● Entries supplied:
= = =
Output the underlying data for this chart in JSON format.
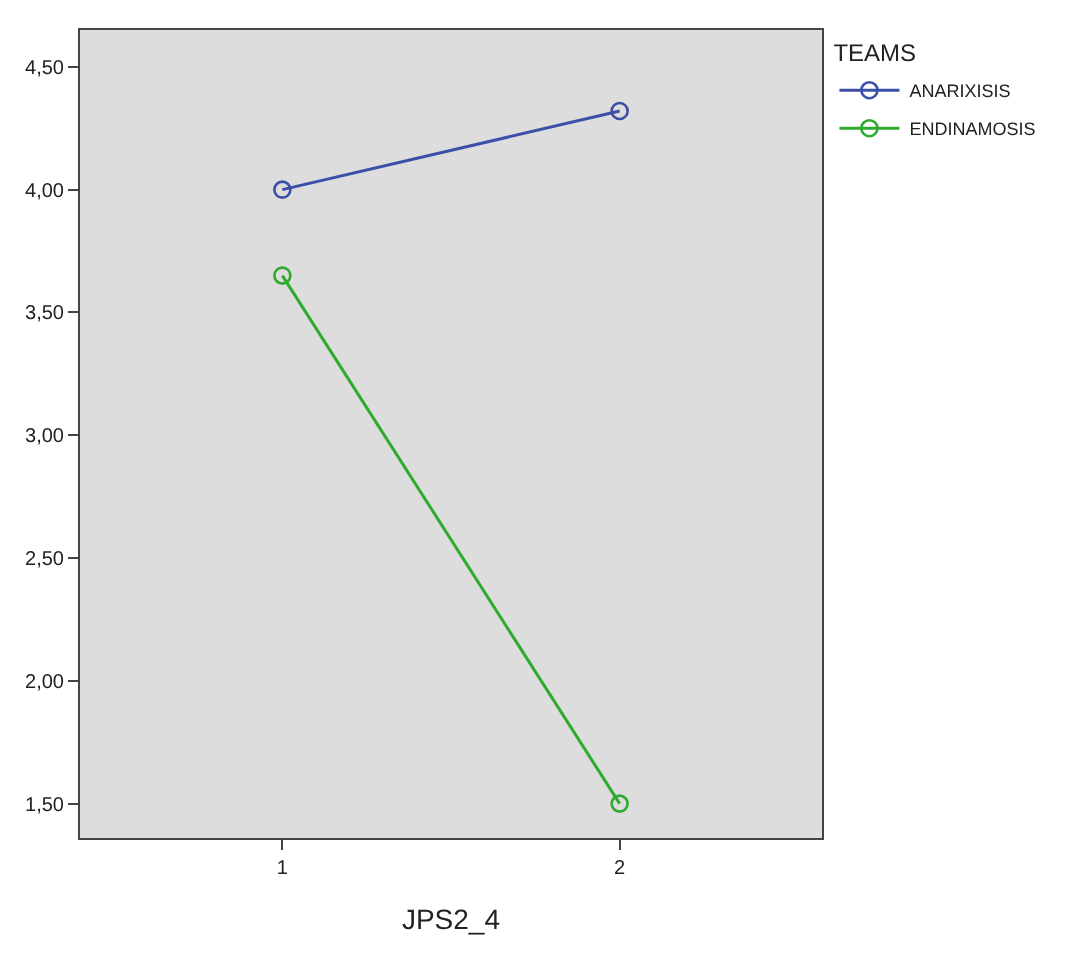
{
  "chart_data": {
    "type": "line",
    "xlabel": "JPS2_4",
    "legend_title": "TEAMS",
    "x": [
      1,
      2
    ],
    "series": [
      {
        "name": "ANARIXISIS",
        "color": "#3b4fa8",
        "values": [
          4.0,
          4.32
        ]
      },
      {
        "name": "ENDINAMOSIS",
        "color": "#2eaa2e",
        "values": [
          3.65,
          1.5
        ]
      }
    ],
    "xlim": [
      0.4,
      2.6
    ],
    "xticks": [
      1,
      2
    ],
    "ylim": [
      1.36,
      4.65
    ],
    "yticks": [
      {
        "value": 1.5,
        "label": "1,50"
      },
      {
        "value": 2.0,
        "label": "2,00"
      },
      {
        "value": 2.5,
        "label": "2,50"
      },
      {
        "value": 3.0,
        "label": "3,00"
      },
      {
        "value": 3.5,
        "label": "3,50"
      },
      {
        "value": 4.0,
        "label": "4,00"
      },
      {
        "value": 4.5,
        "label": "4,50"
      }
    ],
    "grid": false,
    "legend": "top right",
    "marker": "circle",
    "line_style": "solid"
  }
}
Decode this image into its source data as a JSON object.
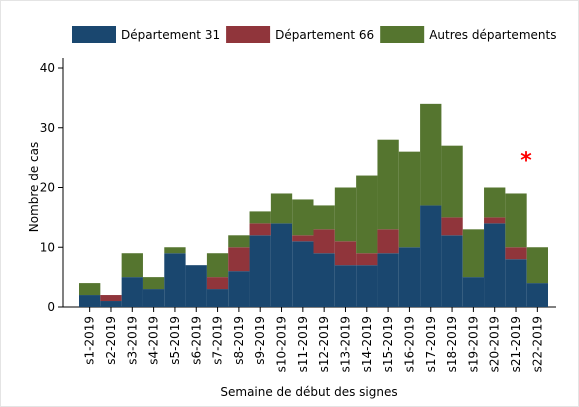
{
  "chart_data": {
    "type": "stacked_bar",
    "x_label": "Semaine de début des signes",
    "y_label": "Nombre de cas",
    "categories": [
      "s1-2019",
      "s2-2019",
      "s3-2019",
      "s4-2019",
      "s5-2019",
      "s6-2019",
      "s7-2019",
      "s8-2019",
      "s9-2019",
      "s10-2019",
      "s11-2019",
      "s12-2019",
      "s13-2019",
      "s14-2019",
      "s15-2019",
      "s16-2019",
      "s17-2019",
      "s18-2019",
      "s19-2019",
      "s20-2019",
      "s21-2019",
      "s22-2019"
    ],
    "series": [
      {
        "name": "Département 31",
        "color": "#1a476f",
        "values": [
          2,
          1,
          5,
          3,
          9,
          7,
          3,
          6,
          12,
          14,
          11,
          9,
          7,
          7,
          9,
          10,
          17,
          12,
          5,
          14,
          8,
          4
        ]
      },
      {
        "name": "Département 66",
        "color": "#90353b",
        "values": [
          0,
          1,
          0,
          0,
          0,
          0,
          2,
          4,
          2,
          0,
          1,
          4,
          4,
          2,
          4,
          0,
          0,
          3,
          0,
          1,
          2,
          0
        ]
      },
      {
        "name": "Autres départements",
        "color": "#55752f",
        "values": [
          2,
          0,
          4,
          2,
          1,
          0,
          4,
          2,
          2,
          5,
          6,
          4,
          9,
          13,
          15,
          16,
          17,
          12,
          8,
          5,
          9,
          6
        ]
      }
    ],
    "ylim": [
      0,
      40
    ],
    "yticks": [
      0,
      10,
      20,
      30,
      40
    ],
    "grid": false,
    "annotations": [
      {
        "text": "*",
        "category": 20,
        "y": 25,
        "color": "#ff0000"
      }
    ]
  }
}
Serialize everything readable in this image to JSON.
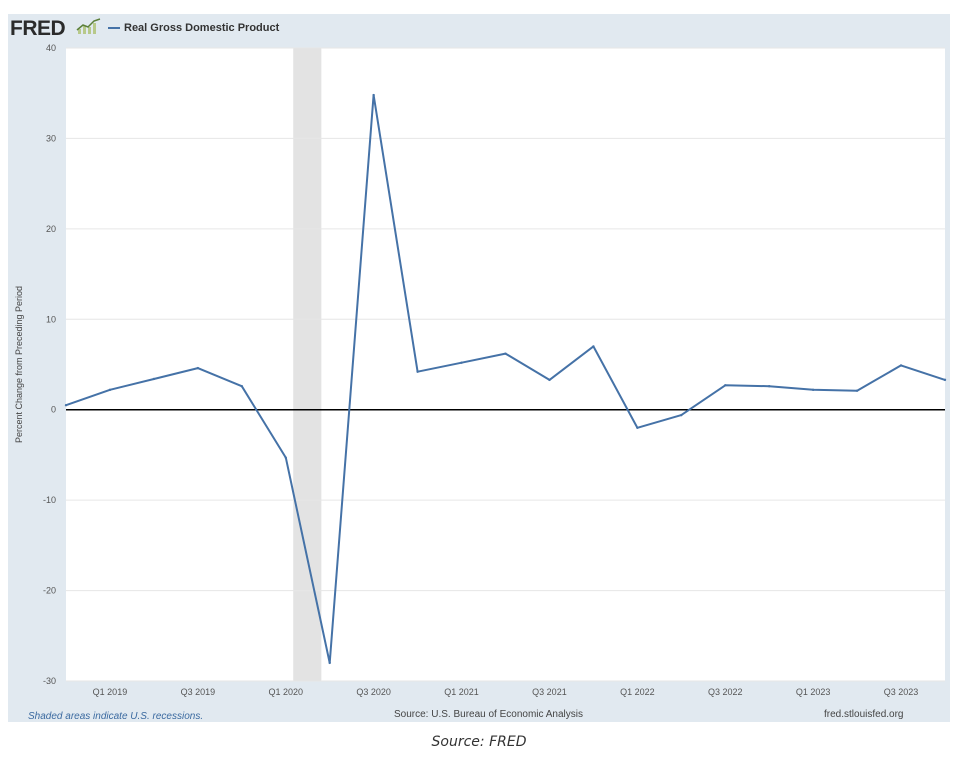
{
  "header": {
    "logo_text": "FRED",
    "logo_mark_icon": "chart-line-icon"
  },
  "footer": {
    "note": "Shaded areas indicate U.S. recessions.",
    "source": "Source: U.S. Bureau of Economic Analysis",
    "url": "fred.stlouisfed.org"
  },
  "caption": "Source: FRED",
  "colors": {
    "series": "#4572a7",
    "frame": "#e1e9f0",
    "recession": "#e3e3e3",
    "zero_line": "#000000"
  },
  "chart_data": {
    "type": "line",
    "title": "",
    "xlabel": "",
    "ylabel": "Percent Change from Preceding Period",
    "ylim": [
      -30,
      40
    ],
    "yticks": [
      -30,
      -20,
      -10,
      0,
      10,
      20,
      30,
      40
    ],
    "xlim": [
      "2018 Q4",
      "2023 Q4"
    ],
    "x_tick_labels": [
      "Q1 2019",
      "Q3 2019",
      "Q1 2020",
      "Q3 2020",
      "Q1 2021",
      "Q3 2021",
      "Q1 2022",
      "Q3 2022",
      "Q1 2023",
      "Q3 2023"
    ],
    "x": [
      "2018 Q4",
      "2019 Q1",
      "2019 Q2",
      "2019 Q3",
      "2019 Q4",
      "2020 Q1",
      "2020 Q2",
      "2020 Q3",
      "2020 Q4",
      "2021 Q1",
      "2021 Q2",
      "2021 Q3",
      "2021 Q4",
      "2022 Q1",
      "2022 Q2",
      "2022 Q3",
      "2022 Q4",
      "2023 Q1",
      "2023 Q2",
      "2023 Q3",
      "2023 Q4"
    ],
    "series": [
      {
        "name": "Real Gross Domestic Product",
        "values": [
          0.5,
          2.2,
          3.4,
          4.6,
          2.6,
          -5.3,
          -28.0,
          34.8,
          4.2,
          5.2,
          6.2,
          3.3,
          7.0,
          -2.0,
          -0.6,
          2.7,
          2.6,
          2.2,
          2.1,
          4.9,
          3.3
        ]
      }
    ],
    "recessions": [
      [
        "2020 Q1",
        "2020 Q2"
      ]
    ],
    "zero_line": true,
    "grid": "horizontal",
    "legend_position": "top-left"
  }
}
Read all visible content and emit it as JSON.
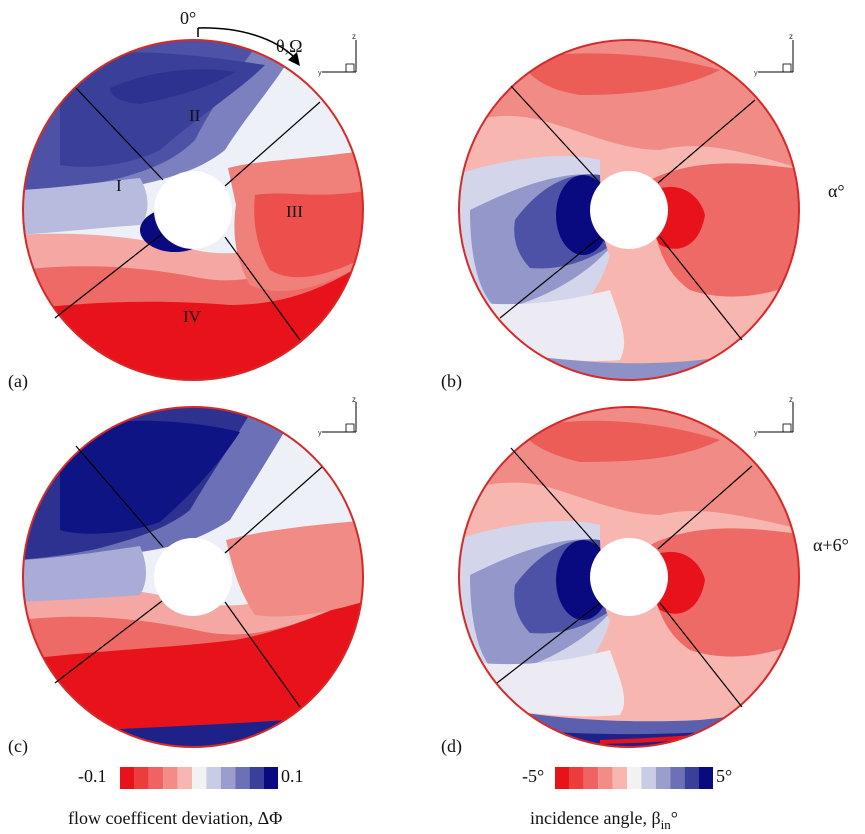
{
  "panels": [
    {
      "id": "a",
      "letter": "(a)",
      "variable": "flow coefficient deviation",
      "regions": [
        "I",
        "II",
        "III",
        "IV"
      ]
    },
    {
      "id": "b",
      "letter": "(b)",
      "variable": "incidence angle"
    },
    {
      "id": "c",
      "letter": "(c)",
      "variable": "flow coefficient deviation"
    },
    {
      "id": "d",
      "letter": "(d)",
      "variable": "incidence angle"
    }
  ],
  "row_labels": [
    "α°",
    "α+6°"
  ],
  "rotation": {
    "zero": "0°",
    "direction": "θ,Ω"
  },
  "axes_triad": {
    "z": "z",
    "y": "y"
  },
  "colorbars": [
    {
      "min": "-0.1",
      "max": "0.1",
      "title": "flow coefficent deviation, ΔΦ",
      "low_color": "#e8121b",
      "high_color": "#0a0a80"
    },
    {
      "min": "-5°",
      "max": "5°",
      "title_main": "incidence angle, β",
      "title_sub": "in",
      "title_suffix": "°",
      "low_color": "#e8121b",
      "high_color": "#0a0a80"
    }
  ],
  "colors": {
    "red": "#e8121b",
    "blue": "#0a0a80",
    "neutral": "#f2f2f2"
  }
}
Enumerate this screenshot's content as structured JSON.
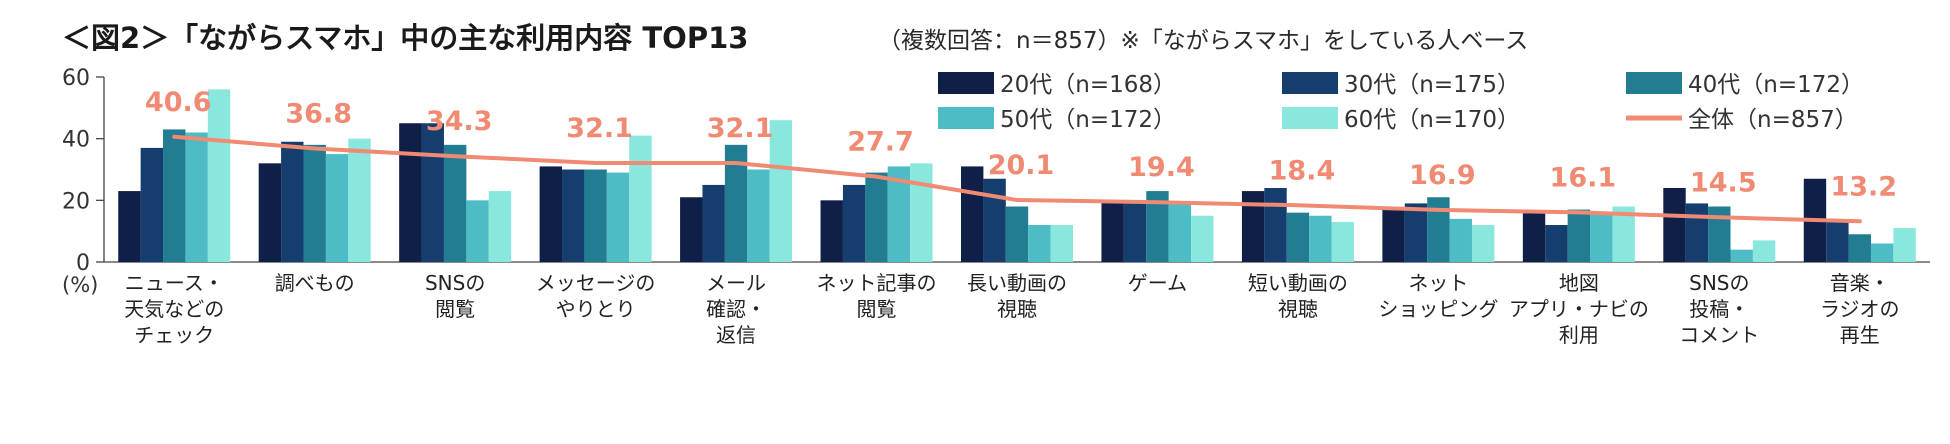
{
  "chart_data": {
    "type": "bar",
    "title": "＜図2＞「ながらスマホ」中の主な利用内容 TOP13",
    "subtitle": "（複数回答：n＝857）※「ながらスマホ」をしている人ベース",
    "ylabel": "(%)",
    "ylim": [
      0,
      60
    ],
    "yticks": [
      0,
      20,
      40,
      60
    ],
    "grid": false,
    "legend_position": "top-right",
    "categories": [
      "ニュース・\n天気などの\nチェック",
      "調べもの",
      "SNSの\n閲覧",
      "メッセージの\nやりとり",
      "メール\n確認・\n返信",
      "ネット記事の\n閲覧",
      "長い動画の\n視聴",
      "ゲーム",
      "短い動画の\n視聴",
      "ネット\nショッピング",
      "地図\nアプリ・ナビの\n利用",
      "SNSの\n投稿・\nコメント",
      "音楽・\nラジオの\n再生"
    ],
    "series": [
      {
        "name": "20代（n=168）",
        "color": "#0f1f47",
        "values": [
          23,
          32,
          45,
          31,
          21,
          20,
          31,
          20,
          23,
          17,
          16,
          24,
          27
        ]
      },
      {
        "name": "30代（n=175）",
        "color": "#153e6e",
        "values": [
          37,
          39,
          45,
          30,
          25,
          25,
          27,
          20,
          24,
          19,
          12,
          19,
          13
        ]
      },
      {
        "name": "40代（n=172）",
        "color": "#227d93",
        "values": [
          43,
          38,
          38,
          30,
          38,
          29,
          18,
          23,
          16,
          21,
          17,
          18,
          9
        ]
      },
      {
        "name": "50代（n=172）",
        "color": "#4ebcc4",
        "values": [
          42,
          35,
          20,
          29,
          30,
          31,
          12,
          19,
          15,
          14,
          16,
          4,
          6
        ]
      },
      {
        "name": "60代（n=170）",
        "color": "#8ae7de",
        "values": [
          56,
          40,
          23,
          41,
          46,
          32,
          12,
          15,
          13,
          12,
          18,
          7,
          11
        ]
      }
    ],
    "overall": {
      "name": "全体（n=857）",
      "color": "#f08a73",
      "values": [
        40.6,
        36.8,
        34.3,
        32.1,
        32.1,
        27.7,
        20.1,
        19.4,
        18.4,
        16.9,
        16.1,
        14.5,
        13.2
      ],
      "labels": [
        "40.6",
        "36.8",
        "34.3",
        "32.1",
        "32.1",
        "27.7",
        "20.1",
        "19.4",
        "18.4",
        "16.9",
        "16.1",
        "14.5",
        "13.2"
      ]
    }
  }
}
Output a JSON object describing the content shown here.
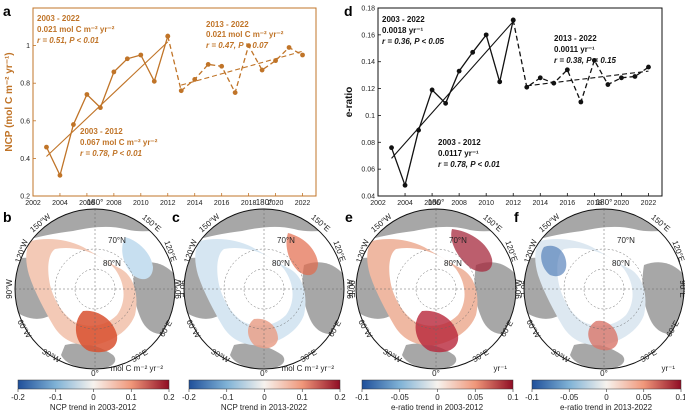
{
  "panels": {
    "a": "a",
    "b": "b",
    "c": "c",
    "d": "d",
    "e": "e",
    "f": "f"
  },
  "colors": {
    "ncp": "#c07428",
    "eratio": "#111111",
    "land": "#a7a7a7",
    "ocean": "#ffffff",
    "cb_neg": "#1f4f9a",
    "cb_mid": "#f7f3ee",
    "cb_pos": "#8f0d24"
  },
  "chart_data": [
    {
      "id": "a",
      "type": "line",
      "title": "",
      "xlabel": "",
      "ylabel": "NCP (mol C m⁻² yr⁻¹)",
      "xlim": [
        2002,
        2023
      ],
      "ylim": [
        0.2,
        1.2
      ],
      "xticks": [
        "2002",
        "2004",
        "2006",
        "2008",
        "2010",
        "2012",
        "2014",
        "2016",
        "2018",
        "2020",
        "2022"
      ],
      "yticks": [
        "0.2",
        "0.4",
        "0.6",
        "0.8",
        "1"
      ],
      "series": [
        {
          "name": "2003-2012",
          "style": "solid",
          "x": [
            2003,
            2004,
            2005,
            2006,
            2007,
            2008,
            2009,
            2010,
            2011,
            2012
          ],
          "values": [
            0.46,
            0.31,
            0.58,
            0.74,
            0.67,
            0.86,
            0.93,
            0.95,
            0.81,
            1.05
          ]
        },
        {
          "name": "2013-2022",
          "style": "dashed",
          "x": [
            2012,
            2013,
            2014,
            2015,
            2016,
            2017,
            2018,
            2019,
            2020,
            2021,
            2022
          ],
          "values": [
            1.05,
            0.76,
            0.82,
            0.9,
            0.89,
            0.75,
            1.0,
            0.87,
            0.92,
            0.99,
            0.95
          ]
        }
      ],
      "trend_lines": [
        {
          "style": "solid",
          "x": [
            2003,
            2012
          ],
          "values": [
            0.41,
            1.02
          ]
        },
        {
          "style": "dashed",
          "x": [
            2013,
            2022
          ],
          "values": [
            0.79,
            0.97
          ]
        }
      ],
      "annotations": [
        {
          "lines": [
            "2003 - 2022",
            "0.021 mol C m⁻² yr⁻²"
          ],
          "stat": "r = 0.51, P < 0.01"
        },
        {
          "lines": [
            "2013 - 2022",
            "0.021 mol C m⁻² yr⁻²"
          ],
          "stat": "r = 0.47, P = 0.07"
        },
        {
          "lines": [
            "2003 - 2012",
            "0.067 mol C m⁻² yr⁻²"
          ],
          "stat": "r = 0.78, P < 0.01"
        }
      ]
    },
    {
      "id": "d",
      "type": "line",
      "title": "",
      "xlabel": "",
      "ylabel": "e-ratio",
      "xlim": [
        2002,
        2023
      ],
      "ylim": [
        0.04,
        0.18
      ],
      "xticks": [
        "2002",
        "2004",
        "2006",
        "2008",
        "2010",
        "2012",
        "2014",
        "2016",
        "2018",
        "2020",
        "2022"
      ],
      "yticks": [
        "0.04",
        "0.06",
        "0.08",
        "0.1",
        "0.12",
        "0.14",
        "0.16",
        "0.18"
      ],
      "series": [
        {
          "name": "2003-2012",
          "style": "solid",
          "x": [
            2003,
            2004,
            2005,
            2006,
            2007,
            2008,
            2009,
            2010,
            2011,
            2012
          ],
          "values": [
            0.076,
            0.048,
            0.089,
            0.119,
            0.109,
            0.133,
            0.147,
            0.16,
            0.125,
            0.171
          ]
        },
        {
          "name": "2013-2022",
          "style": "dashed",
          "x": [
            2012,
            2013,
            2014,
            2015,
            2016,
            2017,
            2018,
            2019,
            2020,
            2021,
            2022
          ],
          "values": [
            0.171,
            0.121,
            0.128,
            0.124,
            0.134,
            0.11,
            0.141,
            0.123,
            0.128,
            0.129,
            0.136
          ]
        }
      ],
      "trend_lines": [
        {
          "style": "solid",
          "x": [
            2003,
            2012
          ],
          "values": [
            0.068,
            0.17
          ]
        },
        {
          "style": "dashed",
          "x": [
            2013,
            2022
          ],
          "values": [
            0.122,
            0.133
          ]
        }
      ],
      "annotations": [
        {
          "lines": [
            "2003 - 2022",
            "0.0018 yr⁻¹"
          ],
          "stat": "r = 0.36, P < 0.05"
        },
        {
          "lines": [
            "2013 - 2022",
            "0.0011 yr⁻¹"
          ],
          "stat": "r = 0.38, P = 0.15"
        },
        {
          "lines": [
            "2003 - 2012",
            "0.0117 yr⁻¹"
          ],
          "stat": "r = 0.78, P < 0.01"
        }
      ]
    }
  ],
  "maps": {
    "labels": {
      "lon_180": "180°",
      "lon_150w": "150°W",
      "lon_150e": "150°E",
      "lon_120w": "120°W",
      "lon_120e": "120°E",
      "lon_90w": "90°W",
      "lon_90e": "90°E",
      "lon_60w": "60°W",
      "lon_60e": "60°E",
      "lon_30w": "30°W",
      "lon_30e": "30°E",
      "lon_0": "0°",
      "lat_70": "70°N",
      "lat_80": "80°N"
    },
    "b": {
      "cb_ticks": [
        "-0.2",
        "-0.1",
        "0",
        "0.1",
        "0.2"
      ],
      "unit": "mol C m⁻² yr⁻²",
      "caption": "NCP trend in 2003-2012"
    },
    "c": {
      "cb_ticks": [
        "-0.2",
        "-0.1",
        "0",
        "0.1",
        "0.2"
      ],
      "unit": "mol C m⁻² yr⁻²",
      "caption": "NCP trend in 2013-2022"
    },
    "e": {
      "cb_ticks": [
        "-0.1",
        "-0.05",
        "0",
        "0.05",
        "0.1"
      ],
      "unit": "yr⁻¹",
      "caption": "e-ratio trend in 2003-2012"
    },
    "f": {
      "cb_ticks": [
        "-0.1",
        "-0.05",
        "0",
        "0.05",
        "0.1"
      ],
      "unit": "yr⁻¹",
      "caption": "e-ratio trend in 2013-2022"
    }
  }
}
= = =
● Set task:
Select the lines that carry the string "ylabel" and copy them.

● Correct answer:
    "ylabel": "Percent Change from Preceding Period",
    "ylabel": "(%)",
      "ylabel": "NCP (mol C m⁻² yr⁻¹)",
      "ylabel": "e-ratio",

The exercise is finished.